**Exercise prompt:** Collect each line holding the string "Answer".

**Collection entries:**
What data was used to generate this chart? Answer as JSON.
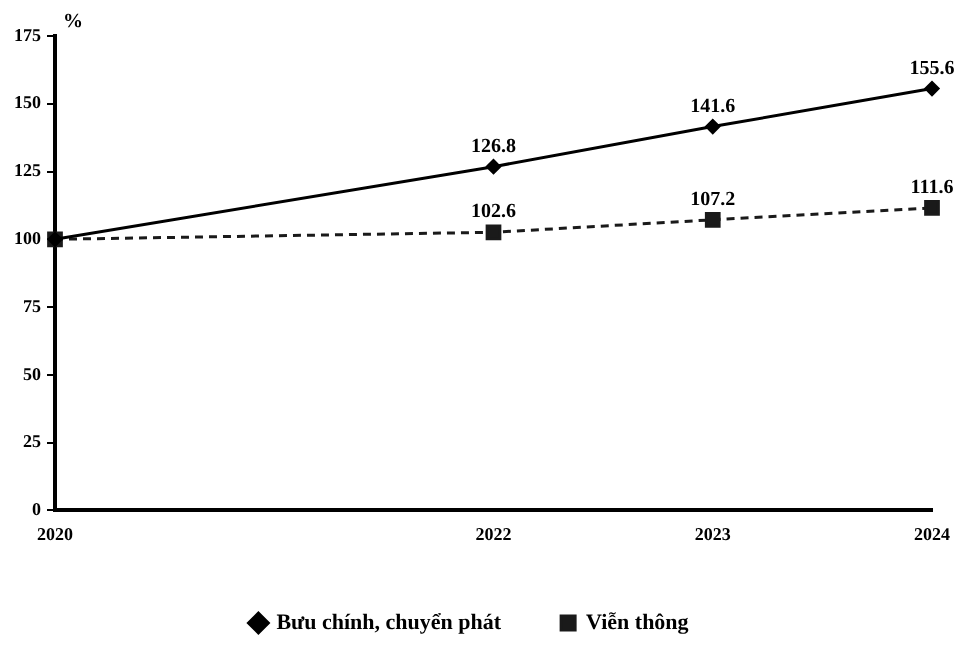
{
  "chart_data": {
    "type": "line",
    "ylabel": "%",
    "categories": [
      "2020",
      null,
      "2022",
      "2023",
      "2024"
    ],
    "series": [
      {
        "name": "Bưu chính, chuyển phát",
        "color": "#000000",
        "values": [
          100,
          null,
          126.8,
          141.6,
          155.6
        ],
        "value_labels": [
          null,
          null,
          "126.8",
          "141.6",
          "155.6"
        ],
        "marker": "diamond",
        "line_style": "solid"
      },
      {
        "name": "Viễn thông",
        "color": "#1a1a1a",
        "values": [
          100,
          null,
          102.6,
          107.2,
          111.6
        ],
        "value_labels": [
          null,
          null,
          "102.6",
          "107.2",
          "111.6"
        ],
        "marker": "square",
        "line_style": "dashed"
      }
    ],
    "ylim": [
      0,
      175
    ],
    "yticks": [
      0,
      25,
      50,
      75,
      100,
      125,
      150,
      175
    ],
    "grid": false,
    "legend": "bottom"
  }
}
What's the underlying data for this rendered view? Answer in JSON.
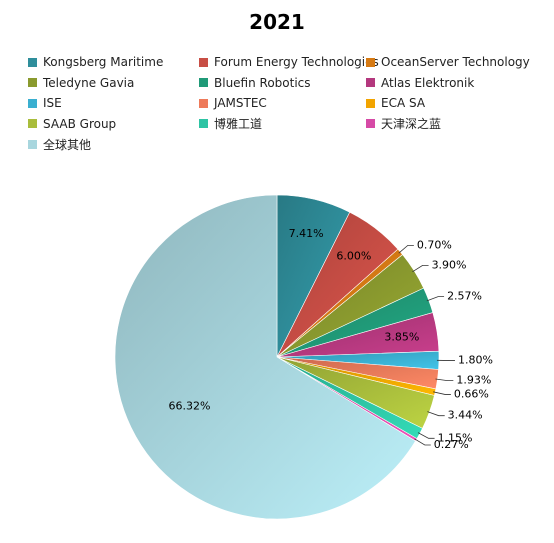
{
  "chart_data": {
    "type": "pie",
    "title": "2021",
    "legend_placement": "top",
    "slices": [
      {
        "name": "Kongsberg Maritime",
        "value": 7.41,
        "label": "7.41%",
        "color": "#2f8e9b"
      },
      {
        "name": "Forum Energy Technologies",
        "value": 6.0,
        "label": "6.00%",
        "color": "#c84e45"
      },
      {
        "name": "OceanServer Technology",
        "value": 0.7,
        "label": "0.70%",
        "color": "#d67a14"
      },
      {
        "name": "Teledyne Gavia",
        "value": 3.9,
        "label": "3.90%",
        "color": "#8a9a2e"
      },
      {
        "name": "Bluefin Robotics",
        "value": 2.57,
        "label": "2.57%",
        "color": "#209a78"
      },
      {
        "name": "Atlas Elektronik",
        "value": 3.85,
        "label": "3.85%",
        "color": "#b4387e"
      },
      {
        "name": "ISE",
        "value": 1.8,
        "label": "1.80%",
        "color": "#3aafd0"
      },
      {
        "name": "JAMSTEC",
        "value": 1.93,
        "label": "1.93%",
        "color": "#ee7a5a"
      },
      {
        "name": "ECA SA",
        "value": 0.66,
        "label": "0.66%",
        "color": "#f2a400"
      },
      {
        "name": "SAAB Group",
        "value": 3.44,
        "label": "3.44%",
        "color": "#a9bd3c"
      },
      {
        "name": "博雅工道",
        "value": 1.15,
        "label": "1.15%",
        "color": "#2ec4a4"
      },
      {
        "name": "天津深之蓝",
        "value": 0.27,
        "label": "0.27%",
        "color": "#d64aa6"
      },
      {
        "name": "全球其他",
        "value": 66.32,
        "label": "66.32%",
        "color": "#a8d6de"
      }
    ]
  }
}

**The solution:**
What data was used to generate this chart? Answer as JSON.
What's the underlying data for this rendered view? Answer in JSON.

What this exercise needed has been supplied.